### Input data

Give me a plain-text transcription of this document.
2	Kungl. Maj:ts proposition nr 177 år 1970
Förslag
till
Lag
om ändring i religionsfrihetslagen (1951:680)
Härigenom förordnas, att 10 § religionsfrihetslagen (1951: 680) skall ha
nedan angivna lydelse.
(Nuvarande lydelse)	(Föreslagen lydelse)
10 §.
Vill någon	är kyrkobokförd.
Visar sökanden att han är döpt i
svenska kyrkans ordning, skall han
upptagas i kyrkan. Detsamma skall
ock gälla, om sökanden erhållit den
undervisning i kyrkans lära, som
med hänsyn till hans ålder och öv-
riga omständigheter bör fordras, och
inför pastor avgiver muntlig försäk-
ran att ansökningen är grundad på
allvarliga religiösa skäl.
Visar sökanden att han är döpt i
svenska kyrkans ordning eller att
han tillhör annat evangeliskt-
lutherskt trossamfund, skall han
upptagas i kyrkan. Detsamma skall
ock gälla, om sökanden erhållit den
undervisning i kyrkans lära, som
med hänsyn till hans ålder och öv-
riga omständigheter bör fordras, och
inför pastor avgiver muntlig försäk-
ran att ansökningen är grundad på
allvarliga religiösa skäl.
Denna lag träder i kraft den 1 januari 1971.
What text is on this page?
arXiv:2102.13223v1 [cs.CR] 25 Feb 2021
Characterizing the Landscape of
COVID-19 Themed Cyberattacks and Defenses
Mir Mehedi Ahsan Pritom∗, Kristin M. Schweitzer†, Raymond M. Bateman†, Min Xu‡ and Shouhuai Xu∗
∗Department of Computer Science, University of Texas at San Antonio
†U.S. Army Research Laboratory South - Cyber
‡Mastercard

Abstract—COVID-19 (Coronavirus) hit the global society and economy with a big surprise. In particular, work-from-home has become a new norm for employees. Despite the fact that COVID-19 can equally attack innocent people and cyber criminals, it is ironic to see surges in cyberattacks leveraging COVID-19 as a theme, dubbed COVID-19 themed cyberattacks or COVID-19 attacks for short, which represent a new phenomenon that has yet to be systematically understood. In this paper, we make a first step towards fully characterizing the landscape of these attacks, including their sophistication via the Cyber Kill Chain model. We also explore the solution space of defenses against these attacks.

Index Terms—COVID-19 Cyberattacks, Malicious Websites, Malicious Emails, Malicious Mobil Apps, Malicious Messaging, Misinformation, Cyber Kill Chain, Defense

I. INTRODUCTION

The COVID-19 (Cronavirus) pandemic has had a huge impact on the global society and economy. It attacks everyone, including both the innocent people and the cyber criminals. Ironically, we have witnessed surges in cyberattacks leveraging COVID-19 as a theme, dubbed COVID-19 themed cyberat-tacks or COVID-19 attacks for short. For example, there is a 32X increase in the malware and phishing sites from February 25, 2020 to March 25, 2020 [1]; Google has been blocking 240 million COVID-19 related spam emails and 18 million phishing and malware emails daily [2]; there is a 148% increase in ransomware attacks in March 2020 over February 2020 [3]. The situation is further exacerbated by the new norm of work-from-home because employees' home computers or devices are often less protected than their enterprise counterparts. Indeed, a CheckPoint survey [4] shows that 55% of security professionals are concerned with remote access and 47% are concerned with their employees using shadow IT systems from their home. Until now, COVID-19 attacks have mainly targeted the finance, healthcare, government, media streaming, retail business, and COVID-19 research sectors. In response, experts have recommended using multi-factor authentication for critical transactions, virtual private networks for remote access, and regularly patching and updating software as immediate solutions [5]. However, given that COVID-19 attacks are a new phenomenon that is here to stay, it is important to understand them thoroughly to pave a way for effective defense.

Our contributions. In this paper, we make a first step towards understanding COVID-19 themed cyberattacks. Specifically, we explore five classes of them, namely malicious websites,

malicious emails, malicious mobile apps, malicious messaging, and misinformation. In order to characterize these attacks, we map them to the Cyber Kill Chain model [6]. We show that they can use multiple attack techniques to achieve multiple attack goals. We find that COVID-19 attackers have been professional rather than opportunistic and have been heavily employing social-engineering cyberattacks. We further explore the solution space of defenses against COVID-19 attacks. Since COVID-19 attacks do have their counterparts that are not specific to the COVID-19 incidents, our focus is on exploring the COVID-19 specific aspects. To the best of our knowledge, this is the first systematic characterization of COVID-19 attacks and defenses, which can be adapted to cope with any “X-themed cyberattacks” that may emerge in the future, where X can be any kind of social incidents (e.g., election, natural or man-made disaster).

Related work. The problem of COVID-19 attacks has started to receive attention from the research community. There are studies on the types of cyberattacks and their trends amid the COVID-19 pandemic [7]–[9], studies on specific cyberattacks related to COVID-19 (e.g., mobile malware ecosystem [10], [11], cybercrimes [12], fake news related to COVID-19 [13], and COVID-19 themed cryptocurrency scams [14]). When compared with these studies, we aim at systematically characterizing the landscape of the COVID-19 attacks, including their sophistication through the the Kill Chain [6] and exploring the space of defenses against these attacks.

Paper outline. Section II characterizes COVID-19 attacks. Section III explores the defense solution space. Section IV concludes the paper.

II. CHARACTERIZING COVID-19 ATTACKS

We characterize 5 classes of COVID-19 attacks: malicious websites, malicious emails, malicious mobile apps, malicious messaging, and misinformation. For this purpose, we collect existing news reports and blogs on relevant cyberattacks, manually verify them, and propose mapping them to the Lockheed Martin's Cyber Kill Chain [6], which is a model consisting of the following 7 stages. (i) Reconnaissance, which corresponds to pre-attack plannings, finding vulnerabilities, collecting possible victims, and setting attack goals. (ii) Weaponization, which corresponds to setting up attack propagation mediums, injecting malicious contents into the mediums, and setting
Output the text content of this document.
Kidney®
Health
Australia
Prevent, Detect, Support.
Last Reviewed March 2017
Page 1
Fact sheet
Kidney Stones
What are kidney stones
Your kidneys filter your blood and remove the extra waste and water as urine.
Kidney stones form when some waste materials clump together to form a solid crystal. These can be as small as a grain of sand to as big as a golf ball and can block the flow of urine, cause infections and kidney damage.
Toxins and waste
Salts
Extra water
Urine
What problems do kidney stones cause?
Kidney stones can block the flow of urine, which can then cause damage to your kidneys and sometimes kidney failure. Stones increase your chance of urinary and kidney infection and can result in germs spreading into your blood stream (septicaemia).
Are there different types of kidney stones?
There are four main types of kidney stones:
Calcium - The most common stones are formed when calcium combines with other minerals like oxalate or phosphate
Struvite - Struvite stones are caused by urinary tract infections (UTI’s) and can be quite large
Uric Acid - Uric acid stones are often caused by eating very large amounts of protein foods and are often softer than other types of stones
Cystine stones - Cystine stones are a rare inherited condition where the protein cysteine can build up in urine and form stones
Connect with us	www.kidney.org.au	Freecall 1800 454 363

### Problem description
Only the number is wanted: how many lines in the preceding entries hold the string "towards"?

### Answer for the task
2